• EXERCISE:
Reproduce the data exactly and drop any pictures it holds.

• RECORDS FOR THE TASK:
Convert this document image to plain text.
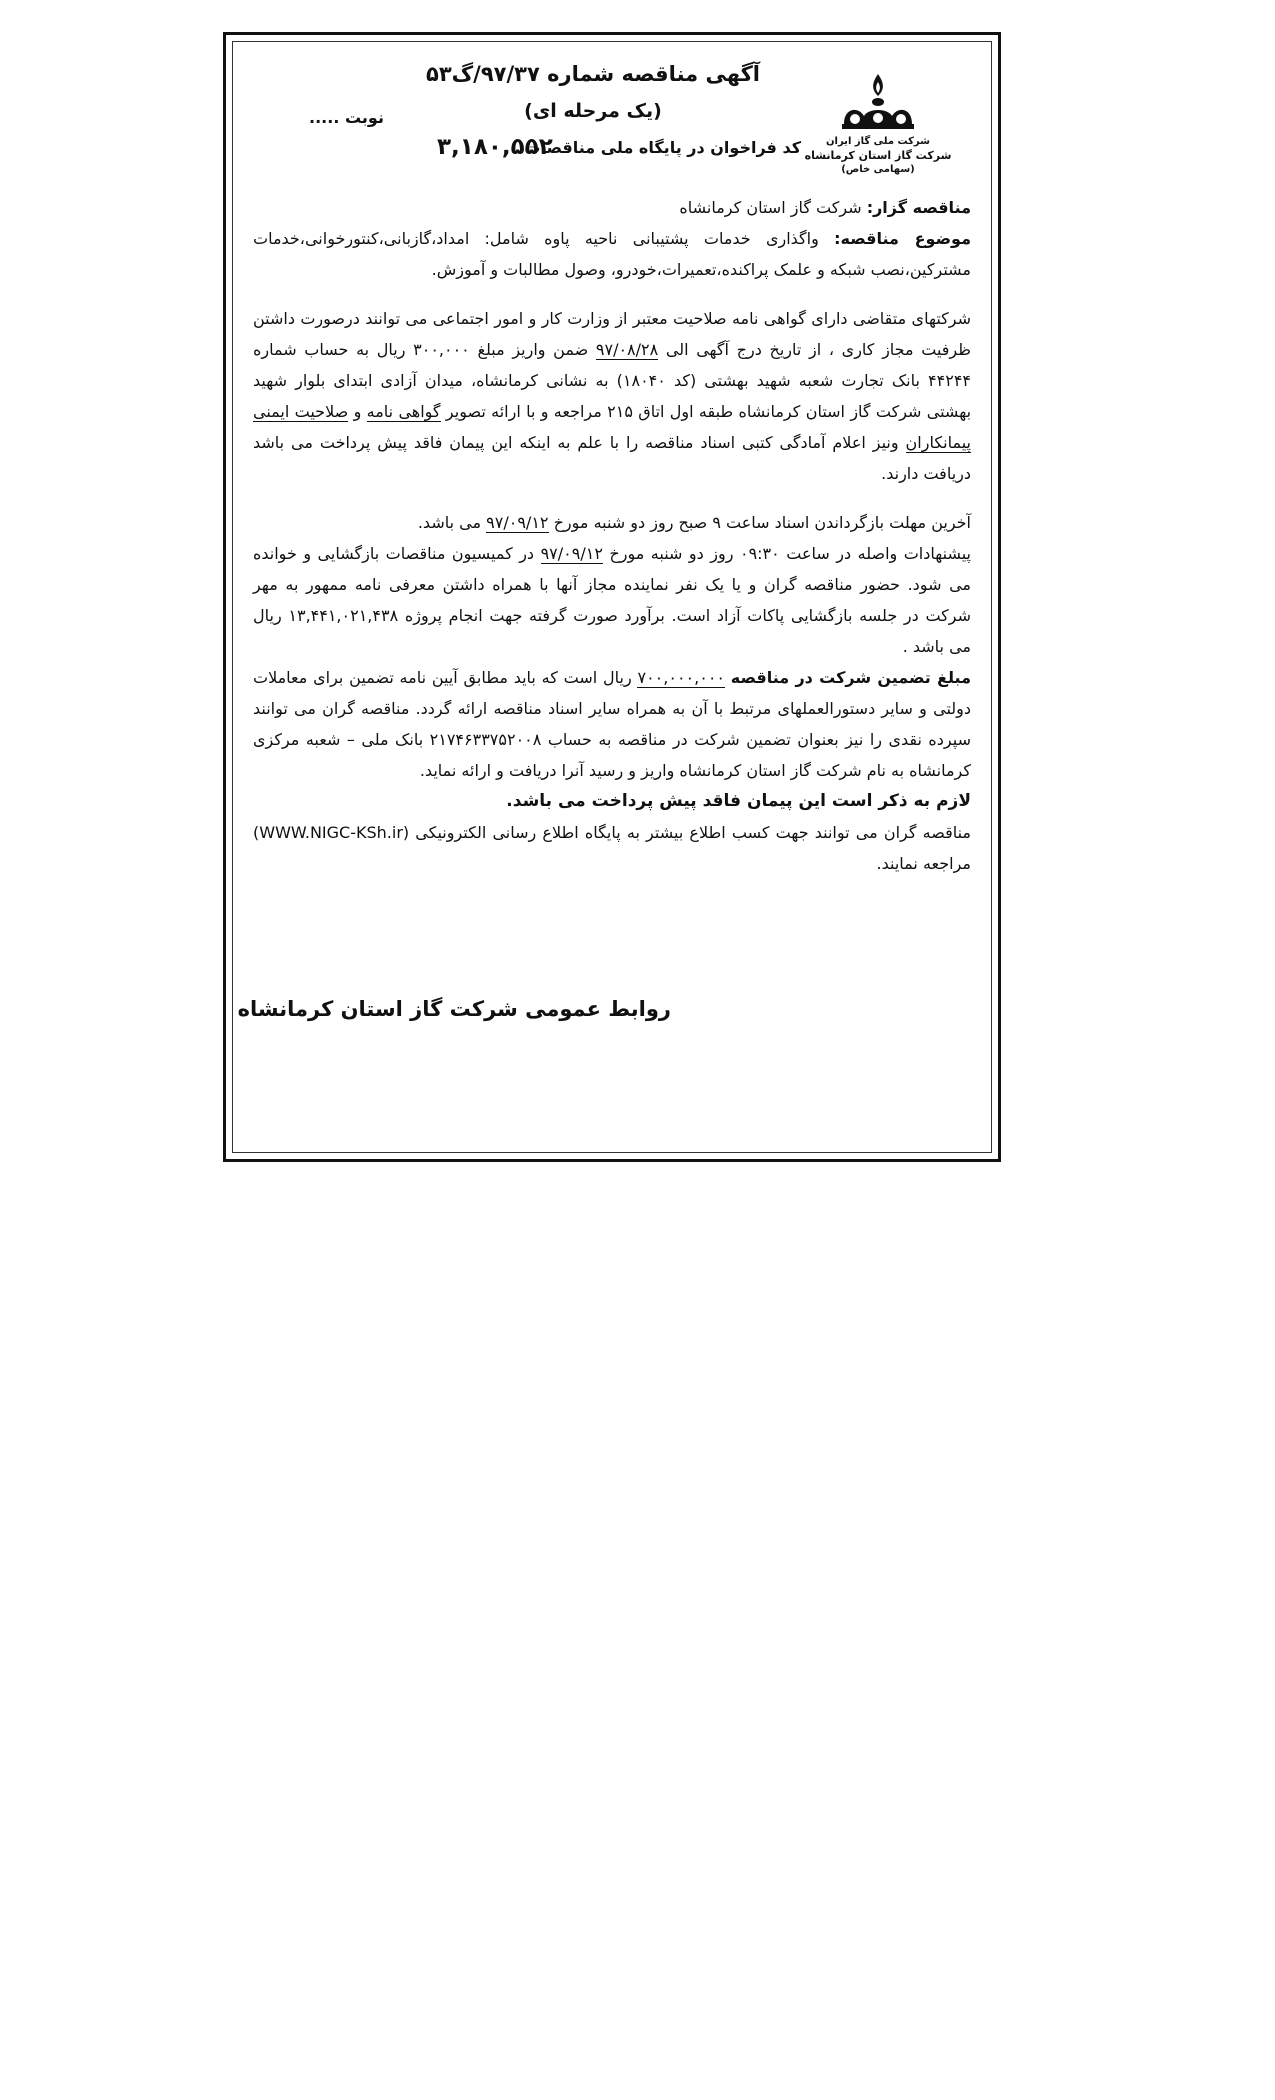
شرکت ملی گاز ایران
شرکت گاز استان کرمانشاه
(سهامی خاص)
آگهی مناقصه شماره ۹۷/۳۷/گ۵۳
(یک مرحله ای)
نوبت .....
کد فراخوان در پایگاه ملی مناقصات:
۳,۱۸۰,۵۵۲

مناقصه گزار: شرکت گاز استان کرمانشاه

موضوع مناقصه: واگذاری خدمات پشتیبانی ناحیه پاوه شامل: امداد،گازبانی،کنتورخوانی،خدمات مشترکین،نصب شبکه و علمک پراکنده،تعمیرات،خودرو، وصول مطالبات و آموزش.

شرکتهای متقاضی دارای گواهی نامه صلاحیت معتبر از وزارت کار و امور اجتماعی می توانند درصورت داشتن ظرفیت مجاز کاری ، از تاریخ درج آگهی الی ۹۷/۰۸/۲۸ ضمن واریز مبلغ ۳۰۰,۰۰۰ ریال به حساب شماره ۴۴۲۴۴ بانک تجارت شعبه شهید بهشتی (کد ۱۸۰۴۰) به نشانی کرمانشاه، میدان آزادی ابتدای بلوار شهید بهشتی شرکت گاز استان کرمانشاه طبقه اول اتاق ۲۱۵ مراجعه و با ارائه تصویر گواهی نامه و صلاحیت ایمنی پیمانکاران ونیز اعلام آمادگی کتبی اسناد مناقصه را با علم به اینکه این پیمان فاقد پیش پرداخت می باشد دریافت دارند.

آخرین مهلت بازگرداندن اسناد ساعت ۹ صبح روز دو شنبه مورخ ۹۷/۰۹/۱۲ می باشد.

پیشنهادات واصله در ساعت ۰۹:۳۰ روز دو شنبه مورخ ۹۷/۰۹/۱۲ در کمیسیون مناقصات بازگشایی و خوانده می شود. حضور مناقصه گران و یا یک نفر نماینده مجاز آنها با همراه داشتن معرفی نامه ممهور به مهر شرکت در جلسه بازگشایی پاکات آزاد است. برآورد صورت گرفته جهت انجام پروژه ۱۳,۴۴۱,۰۲۱,۴۳۸ ریال می باشد .

مبلغ تضمین شرکت در مناقصه ۷۰۰,۰۰۰,۰۰۰ ریال است که باید مطابق آیین نامه تضمین برای معاملات دولتی و سایر دستورالعملهای مرتبط با آن به همراه سایر اسناد مناقصه ارائه گردد. مناقصه گران می توانند سپرده نقدی را نیز بعنوان تضمین شرکت در مناقصه به حساب ۲۱۷۴۶۳۳۷۵۲۰۰۸ بانک ملی – شعبه مرکزی کرمانشاه به نام شرکت گاز استان کرمانشاه واریز و رسید آنرا دریافت و ارائه نماید.

لازم به ذکر است این پیمان فاقد پیش پرداخت می باشد.

مناقصه گران می توانند جهت کسب اطلاع بیشتر به پایگاه اطلاع رسانی الکترونیکی (WWW.NIGC-KSh.ir) مراجعه نمایند.

روابط عمومی شرکت گاز استان کرمانشاه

• RESPONSE TO THE TASK:
Convert this document image to plain text.
شرکت ملی گاز ایران
شرکت گاز استان کرمانشاه
(سهامی خاص)
آگهی مناقصه شماره ۹۷/۳۷/گ۵۳
(یک مرحله ای)
نوبت .....
کد فراخوان در پایگاه ملی مناقصات:
۳,۱۸۰,۵۵۲

مناقصه گزار: شرکت گاز استان کرمانشاه

موضوع مناقصه: واگذاری خدمات پشتیبانی ناحیه پاوه شامل: امداد،گازبانی،کنتورخوانی،خدمات مشترکین،نصب شبکه و علمک پراکنده،تعمیرات،خودرو، وصول مطالبات و آموزش.

شرکتهای متقاضی دارای گواهی نامه صلاحیت معتبر از وزارت کار و امور اجتماعی می توانند درصورت داشتن ظرفیت مجاز کاری ، از تاریخ درج آگهی الی ۹۷/۰۸/۲۸ ضمن واریز مبلغ ۳۰۰,۰۰۰ ریال به حساب شماره ۴۴۲۴۴ بانک تجارت شعبه شهید بهشتی (کد ۱۸۰۴۰) به نشانی کرمانشاه، میدان آزادی ابتدای بلوار شهید بهشتی شرکت گاز استان کرمانشاه طبقه اول اتاق ۲۱۵ مراجعه و با ارائه تصویر گواهی نامه و صلاحیت ایمنی پیمانکاران ونیز اعلام آمادگی کتبی اسناد مناقصه را با علم به اینکه این پیمان فاقد پیش پرداخت می باشد دریافت دارند.

آخرین مهلت بازگرداندن اسناد ساعت ۹ صبح روز دو شنبه مورخ ۹۷/۰۹/۱۲ می باشد.

پیشنهادات واصله در ساعت ۰۹:۳۰ روز دو شنبه مورخ ۹۷/۰۹/۱۲ در کمیسیون مناقصات بازگشایی و خوانده می شود. حضور مناقصه گران و یا یک نفر نماینده مجاز آنها با همراه داشتن معرفی نامه ممهور به مهر شرکت در جلسه بازگشایی پاکات آزاد است. برآورد صورت گرفته جهت انجام پروژه ۱۳,۴۴۱,۰۲۱,۴۳۸ ریال می باشد .

مبلغ تضمین شرکت در مناقصه ۷۰۰,۰۰۰,۰۰۰ ریال است که باید مطابق آیین نامه تضمین برای معاملات دولتی و سایر دستورالعملهای مرتبط با آن به همراه سایر اسناد مناقصه ارائه گردد. مناقصه گران می توانند سپرده نقدی را نیز بعنوان تضمین شرکت در مناقصه به حساب ۲۱۷۴۶۳۳۷۵۲۰۰۸ بانک ملی – شعبه مرکزی کرمانشاه به نام شرکت گاز استان کرمانشاه واریز و رسید آنرا دریافت و ارائه نماید.

لازم به ذکر است این پیمان فاقد پیش پرداخت می باشد.

مناقصه گران می توانند جهت کسب اطلاع بیشتر به پایگاه اطلاع رسانی الکترونیکی (WWW.NIGC-KSh.ir) مراجعه نمایند.

روابط عمومی شرکت گاز استان کرمانشاه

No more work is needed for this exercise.